▶ YOUR GOAL
Copy each line of the records that holds the string "xlabel".

Data entries for graphics:
▶

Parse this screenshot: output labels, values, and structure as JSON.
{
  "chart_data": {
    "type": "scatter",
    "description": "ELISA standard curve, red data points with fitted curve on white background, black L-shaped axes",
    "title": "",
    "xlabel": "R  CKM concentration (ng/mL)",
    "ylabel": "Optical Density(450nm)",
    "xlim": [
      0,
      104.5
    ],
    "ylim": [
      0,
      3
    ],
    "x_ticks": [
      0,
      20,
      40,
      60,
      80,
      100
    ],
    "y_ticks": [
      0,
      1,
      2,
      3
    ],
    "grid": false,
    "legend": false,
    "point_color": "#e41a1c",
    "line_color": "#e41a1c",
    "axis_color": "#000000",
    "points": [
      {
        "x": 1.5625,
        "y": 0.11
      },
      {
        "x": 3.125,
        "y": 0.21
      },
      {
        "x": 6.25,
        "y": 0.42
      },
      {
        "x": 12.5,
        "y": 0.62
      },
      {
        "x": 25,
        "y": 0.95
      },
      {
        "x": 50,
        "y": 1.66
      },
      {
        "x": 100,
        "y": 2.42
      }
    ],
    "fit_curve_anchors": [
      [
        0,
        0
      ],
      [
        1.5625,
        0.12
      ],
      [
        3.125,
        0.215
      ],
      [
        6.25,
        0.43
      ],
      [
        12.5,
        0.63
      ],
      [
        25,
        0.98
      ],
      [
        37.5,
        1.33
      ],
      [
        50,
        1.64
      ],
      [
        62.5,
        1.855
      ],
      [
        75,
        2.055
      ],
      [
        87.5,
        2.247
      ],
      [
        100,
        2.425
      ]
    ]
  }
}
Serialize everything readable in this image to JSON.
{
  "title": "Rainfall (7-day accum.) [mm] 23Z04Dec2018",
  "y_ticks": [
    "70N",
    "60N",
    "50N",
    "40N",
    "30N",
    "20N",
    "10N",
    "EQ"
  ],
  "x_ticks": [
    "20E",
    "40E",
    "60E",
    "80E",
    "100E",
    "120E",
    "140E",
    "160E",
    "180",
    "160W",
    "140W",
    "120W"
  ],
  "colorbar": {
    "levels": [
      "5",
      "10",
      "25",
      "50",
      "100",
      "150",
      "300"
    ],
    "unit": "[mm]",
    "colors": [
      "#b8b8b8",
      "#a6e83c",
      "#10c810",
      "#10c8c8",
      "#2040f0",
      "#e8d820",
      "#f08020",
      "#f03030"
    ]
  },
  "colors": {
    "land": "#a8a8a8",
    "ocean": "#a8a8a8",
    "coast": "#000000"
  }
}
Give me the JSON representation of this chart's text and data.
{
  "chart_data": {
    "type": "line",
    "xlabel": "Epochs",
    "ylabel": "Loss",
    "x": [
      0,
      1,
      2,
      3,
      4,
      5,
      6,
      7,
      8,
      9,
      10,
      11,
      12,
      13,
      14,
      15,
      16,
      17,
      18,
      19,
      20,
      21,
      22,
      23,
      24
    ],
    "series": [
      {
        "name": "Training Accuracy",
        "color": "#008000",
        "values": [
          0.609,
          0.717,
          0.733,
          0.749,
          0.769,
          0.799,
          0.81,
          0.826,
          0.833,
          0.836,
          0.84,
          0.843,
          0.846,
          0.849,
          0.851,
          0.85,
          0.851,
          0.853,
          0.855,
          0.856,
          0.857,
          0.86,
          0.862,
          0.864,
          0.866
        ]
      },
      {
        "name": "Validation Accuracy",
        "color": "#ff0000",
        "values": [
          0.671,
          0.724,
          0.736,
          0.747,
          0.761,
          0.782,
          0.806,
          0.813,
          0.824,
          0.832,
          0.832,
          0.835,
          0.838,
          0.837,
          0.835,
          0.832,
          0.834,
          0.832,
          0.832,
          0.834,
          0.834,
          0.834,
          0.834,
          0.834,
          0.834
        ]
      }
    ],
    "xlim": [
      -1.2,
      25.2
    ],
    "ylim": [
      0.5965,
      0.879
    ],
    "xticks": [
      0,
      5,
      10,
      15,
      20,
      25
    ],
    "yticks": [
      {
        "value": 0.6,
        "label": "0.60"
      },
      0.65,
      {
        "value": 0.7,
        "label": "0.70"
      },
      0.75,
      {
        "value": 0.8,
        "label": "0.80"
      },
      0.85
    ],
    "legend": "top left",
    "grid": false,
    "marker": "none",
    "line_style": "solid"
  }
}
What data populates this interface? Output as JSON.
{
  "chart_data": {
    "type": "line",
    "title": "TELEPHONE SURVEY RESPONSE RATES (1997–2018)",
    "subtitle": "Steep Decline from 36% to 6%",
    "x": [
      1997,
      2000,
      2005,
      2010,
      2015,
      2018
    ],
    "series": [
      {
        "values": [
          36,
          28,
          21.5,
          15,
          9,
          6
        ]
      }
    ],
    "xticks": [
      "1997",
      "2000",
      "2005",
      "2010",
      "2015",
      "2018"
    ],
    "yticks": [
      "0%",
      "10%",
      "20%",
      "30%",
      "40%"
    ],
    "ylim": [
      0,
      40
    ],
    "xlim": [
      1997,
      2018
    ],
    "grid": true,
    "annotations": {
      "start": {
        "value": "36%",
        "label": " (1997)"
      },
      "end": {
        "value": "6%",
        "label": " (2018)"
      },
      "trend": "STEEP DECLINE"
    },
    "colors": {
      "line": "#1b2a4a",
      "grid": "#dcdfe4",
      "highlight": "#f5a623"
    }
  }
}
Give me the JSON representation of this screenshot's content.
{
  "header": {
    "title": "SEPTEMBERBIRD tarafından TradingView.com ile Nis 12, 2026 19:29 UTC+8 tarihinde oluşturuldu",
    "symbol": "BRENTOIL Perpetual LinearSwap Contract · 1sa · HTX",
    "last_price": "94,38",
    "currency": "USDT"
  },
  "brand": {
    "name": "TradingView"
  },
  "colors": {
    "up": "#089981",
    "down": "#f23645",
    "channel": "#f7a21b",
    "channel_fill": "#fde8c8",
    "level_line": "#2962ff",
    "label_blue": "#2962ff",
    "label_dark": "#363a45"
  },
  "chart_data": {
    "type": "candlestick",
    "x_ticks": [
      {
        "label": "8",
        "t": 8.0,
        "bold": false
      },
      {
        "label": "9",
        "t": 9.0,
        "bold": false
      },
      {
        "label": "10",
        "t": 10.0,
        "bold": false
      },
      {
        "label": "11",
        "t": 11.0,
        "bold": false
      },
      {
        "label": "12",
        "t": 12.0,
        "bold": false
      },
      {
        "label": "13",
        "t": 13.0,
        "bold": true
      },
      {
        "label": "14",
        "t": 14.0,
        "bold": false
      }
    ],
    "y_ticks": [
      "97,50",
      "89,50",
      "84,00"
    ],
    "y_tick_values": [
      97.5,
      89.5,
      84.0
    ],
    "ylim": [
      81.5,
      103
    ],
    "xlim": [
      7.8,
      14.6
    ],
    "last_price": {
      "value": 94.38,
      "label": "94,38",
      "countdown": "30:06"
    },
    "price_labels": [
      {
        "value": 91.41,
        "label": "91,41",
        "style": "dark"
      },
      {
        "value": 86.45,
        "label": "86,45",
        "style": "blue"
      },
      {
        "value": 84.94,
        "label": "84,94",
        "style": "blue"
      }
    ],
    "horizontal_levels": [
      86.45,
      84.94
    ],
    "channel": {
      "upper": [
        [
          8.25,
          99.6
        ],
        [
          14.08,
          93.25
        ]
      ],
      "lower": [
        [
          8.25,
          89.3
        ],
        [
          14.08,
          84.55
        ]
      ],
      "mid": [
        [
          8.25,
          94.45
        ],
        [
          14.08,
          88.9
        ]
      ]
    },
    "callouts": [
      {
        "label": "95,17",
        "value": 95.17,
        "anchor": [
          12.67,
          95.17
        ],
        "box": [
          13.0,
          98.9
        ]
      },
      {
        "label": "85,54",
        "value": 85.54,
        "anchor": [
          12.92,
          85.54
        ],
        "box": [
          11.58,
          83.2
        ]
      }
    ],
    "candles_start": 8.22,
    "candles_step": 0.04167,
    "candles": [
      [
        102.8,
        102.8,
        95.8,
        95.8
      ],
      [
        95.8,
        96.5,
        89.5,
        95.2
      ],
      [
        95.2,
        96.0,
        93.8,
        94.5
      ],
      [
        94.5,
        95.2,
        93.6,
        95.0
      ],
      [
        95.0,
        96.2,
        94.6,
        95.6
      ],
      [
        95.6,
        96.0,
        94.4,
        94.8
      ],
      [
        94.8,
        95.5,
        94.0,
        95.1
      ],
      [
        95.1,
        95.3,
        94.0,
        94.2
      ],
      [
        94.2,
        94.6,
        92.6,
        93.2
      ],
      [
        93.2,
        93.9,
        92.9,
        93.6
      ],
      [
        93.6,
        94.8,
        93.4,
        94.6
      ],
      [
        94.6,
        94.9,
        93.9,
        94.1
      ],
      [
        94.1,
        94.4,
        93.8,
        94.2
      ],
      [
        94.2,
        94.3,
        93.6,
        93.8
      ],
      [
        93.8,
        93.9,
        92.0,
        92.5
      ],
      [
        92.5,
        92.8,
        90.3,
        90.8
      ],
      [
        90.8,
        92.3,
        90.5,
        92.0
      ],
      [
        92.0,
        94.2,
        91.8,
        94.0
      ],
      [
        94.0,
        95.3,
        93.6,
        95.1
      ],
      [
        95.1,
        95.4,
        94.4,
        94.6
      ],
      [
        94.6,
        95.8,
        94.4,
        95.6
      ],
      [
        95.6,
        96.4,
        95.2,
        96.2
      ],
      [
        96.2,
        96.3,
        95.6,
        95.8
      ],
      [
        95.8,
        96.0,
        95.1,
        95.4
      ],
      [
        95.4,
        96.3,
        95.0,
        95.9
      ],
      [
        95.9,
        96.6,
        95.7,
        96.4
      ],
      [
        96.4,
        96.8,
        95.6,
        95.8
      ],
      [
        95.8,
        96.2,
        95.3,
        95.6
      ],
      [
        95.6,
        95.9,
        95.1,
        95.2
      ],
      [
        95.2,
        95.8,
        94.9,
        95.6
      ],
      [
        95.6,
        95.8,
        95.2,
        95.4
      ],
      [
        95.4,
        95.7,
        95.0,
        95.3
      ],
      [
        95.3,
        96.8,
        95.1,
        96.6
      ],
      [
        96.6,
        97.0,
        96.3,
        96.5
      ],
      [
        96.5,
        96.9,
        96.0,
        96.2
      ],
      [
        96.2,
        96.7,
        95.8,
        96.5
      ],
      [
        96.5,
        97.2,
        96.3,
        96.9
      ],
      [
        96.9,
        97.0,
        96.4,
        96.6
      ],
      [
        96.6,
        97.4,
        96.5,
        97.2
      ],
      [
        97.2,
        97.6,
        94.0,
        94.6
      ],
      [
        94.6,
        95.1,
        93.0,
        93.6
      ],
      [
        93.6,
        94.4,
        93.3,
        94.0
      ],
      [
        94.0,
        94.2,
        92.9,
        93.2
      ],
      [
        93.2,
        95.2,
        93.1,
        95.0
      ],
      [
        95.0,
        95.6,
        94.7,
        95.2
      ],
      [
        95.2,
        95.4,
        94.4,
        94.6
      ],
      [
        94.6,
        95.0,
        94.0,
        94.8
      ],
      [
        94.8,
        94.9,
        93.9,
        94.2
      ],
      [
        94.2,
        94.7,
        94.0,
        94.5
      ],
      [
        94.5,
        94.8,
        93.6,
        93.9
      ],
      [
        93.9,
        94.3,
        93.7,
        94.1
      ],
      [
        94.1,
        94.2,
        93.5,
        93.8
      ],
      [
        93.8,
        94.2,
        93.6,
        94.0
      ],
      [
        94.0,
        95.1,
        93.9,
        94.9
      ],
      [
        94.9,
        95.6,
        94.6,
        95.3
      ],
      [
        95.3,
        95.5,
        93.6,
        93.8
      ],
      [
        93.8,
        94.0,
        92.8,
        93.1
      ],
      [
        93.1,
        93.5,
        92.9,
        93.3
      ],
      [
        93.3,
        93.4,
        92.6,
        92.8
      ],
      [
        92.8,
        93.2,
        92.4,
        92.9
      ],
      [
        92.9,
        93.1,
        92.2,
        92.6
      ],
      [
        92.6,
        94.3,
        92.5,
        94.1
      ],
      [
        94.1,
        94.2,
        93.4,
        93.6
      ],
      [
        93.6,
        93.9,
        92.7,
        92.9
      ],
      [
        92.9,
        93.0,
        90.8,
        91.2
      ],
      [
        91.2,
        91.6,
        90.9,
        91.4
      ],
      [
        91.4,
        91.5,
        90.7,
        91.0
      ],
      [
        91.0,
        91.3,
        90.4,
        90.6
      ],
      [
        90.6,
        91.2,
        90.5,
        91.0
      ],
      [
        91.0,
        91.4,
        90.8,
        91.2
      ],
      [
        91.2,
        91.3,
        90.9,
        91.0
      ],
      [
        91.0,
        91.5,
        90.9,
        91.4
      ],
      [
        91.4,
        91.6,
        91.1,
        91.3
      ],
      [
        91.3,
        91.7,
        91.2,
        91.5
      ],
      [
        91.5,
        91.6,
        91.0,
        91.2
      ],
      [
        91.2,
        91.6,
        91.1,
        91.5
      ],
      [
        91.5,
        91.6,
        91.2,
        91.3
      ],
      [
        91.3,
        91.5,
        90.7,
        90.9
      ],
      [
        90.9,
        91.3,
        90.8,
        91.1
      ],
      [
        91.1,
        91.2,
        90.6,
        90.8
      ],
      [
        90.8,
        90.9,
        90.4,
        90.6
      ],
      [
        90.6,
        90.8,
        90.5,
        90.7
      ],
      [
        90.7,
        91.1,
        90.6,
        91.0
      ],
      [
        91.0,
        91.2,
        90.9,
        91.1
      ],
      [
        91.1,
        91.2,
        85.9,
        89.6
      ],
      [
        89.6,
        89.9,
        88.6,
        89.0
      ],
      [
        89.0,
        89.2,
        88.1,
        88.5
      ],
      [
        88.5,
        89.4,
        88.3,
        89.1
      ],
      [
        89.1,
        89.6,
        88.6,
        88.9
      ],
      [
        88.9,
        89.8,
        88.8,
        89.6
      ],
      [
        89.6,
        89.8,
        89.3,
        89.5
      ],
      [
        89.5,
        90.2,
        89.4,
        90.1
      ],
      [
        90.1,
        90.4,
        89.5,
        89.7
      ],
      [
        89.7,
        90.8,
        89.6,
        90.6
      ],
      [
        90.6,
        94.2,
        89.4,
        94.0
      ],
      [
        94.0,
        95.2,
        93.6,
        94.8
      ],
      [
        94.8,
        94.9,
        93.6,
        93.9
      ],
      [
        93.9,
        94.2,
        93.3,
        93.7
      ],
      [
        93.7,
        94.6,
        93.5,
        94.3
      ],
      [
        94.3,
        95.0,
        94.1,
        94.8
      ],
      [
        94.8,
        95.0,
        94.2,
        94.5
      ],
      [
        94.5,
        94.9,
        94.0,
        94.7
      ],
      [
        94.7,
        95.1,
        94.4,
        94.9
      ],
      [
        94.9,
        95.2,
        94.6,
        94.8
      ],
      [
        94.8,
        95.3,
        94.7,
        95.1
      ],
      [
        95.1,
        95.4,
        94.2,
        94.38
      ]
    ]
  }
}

◀

▶ OUTPUT FOR THIS TASK
    "xlabel": "R  CKM concentration (ng/mL)",
    "xlabel": "Epochs",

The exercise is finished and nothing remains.